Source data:
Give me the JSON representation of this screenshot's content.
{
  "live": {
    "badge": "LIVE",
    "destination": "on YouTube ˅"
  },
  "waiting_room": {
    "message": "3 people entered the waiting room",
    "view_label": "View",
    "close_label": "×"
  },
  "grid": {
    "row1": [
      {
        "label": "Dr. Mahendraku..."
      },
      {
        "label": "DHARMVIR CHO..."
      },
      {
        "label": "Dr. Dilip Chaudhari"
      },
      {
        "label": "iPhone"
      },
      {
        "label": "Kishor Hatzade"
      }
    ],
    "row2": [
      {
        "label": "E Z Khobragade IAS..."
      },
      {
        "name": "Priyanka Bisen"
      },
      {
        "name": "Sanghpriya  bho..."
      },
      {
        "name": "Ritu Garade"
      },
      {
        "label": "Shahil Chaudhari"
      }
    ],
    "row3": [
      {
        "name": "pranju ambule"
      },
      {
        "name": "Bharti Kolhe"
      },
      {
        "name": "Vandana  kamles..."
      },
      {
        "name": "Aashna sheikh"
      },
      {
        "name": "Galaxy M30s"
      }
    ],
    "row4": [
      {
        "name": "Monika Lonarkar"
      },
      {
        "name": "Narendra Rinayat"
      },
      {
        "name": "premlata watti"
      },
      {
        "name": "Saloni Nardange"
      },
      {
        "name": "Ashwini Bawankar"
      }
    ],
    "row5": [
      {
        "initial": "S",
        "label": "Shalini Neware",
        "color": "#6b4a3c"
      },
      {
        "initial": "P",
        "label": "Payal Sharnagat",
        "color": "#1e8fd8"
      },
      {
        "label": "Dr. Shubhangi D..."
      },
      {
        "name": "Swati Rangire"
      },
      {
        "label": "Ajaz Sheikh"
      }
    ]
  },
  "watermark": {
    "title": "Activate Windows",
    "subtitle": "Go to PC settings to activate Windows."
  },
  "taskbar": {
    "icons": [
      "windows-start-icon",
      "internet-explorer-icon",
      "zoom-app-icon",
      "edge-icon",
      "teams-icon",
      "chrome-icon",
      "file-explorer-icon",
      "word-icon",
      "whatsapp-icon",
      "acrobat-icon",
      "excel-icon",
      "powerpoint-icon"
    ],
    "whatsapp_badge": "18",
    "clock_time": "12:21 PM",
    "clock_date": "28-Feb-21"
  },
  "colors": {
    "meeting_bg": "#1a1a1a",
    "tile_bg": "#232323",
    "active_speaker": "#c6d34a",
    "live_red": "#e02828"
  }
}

Work to do — Gather from the records above every line containing the string "explorer".

In response —
      "internet-explorer-icon",
      "file-explorer-icon",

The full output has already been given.